Source extract:
──────

This history transforms Barber's current work from isolated experiment into a continuation of decades-old institutional research. The connection between Stargate remote viewers and UAP investigators represents a thread that runs through classified intelligence work from the 1970s through the present. Barber appears to be operationalizing the theoretical framework that Green and others established decades earlier—that human consciousness, properly trained and focused, could interact with UAP.

Skeptical Assessment and Methodological Concerns

Barber's claims invite legitimate skepticism on multiple grounds. Critics point to the "confirmation bias" problem inherent in consciousness-based methodologies: when success is defined as "any anomalous phenomenon that could be explained as a UAP," instrumental sensors become essentially confirmation apparatus rather than objective verification. A thermal signature, a radar blip, or an infrared anomaly could arise from numerous conventional sources—military aircraft, weather balloons, instrumental artifacts—yet be interpreted as supporting the contact hypothesis.

The promised comprehensive data release, now delayed beyond the stated deadline, raises additional questions about data quality and interpretation. Without access to the raw instrumental logs, timestamps, and metadata from the August 2024 session, independent assessment remains impossible. The gap between Barber's public claims and available evidence is substantial.

──────

Exercise data:

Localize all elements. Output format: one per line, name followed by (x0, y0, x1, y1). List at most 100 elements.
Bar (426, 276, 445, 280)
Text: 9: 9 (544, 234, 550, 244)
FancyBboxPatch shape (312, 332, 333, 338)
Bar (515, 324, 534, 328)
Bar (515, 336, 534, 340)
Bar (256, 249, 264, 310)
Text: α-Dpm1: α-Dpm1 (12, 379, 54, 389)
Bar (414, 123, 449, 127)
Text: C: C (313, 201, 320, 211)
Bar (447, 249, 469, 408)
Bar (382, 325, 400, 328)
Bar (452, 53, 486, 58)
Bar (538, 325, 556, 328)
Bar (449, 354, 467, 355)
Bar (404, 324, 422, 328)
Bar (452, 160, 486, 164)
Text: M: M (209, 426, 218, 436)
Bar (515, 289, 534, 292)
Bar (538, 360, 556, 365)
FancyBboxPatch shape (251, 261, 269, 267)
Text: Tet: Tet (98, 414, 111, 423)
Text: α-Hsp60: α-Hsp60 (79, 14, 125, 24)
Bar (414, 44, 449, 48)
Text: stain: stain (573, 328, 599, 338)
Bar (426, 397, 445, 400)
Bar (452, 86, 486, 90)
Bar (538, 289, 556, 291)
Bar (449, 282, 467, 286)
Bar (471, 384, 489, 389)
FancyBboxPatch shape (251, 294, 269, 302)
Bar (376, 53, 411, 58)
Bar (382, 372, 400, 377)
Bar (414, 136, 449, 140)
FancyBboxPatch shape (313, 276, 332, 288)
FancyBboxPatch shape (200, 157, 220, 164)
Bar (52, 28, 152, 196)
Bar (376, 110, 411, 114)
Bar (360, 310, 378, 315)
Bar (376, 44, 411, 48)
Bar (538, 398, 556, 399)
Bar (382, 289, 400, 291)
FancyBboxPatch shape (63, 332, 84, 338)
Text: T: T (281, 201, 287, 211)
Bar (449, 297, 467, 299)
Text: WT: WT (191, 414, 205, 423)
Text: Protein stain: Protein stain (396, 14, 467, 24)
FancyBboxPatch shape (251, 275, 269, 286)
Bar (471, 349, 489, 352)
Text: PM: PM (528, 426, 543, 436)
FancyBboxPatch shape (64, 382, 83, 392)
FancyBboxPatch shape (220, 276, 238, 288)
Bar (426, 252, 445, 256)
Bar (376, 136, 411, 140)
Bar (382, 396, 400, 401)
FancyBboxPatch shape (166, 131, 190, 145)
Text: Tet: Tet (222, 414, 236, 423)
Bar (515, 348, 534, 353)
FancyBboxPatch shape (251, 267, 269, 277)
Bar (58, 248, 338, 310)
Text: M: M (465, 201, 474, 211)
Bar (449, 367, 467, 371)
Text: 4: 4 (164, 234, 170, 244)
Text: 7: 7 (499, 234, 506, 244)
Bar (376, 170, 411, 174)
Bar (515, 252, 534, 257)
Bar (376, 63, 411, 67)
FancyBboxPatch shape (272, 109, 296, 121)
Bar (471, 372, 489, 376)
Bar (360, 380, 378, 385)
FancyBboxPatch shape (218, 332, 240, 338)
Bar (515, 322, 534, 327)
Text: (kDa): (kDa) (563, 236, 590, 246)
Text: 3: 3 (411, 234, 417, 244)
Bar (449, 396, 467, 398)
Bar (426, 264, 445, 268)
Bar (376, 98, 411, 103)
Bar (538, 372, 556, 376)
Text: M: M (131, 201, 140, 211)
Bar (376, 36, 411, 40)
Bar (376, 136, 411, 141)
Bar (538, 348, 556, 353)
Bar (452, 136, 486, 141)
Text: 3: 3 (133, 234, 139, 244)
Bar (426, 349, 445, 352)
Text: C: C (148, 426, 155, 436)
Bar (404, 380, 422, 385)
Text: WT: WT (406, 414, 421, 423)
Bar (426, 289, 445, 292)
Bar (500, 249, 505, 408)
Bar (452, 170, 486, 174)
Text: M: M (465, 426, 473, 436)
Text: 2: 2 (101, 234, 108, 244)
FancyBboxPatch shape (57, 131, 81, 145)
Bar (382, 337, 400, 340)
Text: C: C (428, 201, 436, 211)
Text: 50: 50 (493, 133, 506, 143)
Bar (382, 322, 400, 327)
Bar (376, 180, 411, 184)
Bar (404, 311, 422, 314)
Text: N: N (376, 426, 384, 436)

──────

To do:
Summarize the passage on Barber's UAP work in two sentences. The items above are separate material and have no connection to the passage.

Result of this exercise:
The passage presents Barber's current work as a continuation of decades-old institutional research that links Stargate remote viewers with UAP investigators. It also notes that critics see a confirmation-bias problem in consciousness-based methods, since sensor anomalies could have conventional sources, and that the delayed data release leaves the August 2024 session impossible to assess independently.